--- START OF The records ---
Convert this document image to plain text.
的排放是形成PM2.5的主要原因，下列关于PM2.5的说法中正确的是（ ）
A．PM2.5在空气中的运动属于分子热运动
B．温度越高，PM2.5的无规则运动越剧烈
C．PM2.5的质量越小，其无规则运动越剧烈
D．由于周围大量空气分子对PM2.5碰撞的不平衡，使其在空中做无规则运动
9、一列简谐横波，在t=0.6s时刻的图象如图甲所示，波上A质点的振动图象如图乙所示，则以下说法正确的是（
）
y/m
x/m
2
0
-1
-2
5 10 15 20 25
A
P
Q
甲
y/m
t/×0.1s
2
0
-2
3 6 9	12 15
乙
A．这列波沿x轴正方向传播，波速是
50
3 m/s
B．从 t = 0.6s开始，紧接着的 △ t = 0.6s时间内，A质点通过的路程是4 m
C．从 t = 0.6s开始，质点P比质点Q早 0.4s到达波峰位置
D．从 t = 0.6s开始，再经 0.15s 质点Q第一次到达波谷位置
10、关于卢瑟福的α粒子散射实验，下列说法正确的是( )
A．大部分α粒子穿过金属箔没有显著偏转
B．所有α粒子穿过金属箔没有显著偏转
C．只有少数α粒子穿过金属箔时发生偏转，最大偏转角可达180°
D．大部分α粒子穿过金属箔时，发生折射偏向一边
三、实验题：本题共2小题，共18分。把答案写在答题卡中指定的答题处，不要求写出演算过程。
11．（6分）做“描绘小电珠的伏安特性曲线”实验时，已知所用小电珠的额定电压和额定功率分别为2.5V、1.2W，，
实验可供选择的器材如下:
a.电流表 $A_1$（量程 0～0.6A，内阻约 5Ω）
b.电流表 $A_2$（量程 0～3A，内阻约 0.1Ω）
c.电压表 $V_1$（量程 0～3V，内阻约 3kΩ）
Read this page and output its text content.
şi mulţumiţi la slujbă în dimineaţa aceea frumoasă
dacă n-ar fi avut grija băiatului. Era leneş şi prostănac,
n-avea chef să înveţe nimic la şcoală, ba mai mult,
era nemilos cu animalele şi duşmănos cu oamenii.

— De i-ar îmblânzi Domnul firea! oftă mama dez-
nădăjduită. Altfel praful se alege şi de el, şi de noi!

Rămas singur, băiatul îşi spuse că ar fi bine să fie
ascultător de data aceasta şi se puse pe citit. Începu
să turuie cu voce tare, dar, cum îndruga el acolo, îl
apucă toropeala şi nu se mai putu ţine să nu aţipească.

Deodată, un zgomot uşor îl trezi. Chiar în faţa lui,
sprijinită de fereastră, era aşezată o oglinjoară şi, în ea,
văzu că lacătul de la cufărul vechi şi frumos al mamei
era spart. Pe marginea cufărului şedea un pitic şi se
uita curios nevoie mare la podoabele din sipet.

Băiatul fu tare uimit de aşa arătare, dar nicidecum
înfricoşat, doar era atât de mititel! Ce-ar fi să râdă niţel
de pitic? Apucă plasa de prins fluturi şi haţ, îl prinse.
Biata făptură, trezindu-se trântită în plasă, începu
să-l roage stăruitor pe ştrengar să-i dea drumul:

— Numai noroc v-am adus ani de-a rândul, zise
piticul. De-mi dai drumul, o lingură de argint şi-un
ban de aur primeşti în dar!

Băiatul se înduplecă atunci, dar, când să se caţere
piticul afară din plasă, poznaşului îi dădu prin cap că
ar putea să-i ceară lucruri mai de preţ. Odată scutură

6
--- END OF The records ---
Return the lines of the records that include the string "this".

Convert this document image to plain text.
Read this page and output its text content.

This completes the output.